* _What the exercise asks_
Filter this data down to the lines that hold "guangdong", and copy them.

* _Stored data_
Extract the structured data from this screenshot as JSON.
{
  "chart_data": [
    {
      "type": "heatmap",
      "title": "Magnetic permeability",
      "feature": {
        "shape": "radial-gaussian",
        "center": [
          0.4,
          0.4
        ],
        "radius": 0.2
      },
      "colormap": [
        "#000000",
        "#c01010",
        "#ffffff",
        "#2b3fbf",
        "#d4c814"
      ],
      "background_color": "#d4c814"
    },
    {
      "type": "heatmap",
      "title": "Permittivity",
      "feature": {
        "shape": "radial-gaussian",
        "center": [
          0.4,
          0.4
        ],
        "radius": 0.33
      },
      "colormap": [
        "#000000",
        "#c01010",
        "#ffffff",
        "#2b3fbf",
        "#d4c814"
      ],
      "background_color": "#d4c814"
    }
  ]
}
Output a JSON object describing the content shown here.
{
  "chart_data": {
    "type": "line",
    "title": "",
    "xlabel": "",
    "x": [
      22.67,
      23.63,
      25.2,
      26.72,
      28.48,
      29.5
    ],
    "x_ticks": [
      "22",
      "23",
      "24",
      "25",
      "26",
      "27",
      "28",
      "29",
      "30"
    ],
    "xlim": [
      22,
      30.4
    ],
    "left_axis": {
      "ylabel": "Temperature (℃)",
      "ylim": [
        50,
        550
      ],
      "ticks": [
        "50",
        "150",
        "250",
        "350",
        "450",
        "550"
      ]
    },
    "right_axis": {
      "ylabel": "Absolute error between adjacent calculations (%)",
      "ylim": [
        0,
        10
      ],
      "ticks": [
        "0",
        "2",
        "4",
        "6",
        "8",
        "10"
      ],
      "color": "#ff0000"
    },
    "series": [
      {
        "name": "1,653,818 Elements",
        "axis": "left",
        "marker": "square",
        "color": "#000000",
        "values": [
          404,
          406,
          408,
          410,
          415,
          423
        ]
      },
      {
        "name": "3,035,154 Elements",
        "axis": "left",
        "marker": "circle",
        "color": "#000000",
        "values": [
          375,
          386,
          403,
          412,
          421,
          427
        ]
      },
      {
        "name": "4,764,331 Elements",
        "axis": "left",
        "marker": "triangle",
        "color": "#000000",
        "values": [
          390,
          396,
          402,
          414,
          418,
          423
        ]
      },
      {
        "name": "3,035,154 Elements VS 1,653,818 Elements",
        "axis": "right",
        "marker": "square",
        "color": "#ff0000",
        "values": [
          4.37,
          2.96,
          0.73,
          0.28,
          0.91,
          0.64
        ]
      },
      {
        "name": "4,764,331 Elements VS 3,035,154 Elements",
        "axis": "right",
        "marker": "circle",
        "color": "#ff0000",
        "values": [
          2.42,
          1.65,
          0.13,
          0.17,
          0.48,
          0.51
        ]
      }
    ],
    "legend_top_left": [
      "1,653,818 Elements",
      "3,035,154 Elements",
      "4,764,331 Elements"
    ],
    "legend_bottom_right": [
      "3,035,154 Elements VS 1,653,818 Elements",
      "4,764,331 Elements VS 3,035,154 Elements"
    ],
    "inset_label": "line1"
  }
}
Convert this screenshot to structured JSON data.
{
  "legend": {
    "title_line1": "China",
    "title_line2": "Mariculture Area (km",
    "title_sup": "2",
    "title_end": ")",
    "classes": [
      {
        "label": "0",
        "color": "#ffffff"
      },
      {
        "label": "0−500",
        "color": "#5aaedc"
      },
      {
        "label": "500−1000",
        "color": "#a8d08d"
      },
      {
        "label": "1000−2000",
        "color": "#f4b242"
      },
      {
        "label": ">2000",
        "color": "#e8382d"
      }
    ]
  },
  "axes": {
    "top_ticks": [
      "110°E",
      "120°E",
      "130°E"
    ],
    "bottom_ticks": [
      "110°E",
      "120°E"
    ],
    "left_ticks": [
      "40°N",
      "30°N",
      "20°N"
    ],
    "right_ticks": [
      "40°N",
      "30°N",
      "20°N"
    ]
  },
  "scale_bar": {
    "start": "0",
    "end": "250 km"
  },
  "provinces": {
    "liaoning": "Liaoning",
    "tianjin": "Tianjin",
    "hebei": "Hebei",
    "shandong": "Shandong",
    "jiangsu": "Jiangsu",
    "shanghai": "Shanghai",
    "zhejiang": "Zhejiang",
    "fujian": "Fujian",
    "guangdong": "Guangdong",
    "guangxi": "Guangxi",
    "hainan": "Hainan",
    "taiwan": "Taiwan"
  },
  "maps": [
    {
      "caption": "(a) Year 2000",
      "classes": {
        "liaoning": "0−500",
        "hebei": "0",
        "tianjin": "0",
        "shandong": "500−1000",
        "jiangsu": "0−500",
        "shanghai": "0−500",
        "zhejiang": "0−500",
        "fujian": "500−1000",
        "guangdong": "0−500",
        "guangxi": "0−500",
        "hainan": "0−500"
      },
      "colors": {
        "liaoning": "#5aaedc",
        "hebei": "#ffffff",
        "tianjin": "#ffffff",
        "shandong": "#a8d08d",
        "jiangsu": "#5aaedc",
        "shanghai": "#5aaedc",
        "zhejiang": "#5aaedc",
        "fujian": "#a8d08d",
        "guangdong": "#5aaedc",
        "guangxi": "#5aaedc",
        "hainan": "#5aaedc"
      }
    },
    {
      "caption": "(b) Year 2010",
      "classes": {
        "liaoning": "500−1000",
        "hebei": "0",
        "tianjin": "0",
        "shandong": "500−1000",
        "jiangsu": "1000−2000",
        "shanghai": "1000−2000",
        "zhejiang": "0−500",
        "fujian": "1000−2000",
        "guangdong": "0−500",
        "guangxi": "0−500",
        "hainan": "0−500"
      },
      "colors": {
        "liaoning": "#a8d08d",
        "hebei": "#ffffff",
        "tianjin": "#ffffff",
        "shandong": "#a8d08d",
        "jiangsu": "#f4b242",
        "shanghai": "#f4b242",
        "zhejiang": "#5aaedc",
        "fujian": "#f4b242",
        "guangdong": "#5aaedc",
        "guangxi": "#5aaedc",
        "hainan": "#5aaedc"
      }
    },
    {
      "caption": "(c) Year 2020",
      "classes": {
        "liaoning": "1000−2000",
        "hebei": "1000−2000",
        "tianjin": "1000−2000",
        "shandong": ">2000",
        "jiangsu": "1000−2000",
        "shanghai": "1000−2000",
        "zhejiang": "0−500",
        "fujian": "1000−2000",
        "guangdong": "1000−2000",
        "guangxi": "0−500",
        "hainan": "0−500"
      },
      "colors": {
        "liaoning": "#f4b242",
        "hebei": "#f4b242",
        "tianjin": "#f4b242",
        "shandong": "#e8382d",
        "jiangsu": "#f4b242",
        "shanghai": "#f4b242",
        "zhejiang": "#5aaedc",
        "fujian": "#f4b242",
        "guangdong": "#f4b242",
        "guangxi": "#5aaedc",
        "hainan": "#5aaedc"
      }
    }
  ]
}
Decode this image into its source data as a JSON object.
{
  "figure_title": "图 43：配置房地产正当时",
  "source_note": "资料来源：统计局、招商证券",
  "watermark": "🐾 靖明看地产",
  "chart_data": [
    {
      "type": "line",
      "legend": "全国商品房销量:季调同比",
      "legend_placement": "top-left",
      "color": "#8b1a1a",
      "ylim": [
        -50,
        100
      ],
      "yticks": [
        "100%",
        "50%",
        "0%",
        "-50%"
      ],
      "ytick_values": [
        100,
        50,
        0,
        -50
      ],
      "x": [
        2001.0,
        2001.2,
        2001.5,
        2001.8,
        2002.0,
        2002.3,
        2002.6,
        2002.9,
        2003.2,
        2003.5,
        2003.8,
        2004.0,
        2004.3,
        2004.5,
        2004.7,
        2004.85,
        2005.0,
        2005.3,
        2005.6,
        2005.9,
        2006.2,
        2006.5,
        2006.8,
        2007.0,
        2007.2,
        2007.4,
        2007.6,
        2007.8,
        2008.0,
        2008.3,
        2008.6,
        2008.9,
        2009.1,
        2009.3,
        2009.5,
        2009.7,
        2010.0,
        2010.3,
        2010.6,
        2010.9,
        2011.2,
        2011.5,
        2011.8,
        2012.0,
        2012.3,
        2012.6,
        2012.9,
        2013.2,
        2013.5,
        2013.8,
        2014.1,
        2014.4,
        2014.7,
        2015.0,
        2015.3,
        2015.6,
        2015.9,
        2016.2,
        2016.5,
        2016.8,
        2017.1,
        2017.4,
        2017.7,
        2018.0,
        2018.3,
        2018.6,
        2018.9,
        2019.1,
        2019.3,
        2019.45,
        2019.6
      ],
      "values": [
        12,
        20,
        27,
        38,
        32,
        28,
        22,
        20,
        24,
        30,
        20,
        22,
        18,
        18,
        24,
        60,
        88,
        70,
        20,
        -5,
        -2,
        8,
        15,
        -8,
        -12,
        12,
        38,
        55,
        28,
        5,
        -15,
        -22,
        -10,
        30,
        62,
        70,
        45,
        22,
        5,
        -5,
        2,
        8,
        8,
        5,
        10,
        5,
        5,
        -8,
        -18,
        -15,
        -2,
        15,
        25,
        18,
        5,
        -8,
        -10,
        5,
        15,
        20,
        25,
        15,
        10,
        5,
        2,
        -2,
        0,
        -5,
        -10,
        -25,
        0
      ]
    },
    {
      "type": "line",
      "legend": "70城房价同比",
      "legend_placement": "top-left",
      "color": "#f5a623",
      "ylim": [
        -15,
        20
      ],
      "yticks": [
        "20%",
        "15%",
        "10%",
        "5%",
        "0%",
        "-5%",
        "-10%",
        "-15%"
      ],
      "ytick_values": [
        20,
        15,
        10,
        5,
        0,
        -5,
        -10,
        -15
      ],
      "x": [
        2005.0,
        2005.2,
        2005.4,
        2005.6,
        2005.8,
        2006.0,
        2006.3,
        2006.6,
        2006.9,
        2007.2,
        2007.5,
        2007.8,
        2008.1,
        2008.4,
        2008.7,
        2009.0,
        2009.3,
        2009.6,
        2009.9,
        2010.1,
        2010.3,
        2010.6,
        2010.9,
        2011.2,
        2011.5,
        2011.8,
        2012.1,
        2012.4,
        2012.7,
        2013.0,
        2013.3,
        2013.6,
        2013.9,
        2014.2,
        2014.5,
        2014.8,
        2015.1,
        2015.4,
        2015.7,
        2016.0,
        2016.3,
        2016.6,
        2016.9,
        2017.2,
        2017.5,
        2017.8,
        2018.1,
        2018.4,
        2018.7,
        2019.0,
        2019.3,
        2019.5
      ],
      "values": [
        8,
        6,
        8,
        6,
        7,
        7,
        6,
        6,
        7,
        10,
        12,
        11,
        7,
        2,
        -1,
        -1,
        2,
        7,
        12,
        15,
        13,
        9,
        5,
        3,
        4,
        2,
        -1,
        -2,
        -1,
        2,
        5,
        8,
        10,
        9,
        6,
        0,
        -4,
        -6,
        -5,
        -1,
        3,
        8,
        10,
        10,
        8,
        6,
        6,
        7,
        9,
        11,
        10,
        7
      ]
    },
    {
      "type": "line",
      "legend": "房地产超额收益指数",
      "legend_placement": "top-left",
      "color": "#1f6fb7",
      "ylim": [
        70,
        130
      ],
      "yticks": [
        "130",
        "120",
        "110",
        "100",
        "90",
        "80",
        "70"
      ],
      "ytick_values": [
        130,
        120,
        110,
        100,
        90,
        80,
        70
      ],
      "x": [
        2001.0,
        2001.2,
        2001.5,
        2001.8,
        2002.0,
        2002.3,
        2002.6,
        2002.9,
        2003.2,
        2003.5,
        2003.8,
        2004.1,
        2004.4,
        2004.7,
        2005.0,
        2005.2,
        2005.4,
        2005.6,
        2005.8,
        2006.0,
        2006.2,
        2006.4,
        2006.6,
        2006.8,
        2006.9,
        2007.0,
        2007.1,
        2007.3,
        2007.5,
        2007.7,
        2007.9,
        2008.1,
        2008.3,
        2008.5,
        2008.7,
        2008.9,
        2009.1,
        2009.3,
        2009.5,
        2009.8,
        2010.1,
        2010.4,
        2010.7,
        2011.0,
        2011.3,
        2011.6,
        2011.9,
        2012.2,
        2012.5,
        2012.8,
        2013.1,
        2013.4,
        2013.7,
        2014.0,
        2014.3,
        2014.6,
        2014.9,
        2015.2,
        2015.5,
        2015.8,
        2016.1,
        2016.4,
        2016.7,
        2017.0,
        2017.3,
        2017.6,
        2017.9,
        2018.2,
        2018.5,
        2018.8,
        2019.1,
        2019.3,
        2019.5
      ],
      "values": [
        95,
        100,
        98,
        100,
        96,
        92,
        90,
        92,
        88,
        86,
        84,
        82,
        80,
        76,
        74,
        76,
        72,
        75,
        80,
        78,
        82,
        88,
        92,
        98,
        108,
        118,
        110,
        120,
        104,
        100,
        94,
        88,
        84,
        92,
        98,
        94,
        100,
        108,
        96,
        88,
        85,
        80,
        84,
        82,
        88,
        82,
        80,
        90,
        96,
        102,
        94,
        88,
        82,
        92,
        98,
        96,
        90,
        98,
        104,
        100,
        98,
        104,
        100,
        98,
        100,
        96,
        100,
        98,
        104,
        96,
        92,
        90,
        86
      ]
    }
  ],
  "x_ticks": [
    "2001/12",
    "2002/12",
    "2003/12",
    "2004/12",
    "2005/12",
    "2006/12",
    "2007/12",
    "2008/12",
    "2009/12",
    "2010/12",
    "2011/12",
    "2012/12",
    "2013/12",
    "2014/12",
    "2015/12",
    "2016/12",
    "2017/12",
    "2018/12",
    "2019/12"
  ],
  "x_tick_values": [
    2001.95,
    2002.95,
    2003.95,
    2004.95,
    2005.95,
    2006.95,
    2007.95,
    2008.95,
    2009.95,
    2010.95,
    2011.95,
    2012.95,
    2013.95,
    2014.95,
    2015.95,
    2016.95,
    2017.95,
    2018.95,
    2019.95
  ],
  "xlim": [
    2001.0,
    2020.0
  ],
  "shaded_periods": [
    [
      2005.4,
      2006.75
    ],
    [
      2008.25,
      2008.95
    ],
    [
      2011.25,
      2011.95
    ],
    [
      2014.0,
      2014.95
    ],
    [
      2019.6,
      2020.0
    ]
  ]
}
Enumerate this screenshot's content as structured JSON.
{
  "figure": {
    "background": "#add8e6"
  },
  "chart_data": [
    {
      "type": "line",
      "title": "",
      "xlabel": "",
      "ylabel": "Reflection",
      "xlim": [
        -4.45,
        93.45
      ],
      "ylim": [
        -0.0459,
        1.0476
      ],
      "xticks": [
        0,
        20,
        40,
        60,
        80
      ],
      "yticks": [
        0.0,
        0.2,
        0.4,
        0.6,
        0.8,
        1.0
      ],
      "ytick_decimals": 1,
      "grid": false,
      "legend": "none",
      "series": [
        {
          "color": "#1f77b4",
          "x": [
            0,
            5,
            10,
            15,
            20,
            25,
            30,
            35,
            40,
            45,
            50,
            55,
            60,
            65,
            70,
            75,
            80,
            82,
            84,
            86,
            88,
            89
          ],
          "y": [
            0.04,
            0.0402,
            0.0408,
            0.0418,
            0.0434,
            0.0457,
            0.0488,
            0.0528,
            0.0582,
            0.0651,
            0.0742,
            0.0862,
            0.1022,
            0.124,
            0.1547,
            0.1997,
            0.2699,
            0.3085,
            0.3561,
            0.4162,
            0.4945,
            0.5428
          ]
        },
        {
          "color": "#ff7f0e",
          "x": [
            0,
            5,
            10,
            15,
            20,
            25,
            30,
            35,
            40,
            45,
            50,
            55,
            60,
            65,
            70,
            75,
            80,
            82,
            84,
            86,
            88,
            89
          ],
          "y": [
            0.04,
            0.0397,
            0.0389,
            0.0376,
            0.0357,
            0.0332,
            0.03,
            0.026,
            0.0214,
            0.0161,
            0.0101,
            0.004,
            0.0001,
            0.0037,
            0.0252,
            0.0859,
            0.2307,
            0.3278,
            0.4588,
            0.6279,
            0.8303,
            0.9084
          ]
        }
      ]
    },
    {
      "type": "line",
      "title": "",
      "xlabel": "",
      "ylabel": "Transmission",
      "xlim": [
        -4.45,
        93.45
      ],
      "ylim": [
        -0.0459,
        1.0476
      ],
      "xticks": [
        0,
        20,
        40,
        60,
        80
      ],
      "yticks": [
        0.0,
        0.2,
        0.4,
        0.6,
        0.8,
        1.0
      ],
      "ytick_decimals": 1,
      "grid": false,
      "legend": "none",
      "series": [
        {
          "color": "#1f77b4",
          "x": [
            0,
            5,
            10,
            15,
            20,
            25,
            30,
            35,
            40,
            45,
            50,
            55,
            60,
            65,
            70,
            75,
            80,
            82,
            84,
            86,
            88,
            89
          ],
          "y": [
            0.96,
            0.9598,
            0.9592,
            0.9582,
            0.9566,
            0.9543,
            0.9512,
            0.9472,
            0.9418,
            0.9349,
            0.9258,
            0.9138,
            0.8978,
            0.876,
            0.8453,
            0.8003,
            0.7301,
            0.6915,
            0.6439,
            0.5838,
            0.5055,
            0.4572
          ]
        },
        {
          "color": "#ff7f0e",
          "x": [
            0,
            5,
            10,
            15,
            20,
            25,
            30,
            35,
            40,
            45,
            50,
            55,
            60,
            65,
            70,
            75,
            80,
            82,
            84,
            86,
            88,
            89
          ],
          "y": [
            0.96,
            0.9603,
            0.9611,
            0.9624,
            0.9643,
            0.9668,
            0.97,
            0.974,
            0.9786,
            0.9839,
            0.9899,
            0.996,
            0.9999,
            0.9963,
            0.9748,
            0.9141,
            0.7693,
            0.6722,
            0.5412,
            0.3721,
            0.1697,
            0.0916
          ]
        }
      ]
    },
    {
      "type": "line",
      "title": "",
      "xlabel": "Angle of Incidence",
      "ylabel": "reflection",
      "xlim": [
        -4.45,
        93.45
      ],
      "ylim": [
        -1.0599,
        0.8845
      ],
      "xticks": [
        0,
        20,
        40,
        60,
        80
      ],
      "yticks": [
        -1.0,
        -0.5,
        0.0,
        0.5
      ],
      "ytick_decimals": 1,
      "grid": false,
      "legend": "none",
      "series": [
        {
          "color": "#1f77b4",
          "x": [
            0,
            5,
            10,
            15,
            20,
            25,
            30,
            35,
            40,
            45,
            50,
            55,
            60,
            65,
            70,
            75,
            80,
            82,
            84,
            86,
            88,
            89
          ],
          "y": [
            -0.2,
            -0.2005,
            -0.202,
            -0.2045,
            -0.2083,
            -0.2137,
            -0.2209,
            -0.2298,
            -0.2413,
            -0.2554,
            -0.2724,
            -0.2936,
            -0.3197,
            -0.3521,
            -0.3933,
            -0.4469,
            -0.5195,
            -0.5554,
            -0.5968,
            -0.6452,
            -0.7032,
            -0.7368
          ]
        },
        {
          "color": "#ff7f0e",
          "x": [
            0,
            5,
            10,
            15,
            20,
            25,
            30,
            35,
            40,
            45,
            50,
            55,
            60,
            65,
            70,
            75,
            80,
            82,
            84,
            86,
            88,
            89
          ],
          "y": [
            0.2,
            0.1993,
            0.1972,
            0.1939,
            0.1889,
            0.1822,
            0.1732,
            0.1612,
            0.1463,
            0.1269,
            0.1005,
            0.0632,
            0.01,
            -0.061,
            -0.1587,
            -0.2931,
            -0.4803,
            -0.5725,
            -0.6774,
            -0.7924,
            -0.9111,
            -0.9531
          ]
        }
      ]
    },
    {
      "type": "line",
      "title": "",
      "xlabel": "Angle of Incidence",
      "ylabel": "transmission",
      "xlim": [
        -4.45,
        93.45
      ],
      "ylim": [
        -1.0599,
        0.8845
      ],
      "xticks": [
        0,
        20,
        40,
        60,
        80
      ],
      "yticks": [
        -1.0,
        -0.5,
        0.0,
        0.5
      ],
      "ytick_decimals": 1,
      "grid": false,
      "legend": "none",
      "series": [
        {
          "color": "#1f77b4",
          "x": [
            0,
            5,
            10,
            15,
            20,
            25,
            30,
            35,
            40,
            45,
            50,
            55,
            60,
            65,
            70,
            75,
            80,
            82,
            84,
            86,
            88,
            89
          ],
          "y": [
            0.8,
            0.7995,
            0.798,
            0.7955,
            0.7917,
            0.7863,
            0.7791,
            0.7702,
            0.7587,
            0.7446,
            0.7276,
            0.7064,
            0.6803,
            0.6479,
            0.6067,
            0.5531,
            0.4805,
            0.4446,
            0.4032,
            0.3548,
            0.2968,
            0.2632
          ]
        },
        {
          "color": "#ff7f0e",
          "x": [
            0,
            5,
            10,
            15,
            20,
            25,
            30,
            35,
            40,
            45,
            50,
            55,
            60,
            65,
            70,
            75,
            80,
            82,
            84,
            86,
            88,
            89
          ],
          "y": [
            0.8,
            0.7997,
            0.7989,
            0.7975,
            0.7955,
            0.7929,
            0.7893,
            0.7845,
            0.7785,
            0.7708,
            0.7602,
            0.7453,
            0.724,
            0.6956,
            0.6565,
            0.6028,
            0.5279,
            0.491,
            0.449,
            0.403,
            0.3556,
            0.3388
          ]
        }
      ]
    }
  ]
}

* _Written answer_
    "guangdong": "Guangdong",
        "guangdong": "0−500",
        "guangdong": "#5aaedc",
        "guangdong": "0−500",
        "guangdong": "#5aaedc",
        "guangdong": "1000−2000",
        "guangdong": "#f4b242",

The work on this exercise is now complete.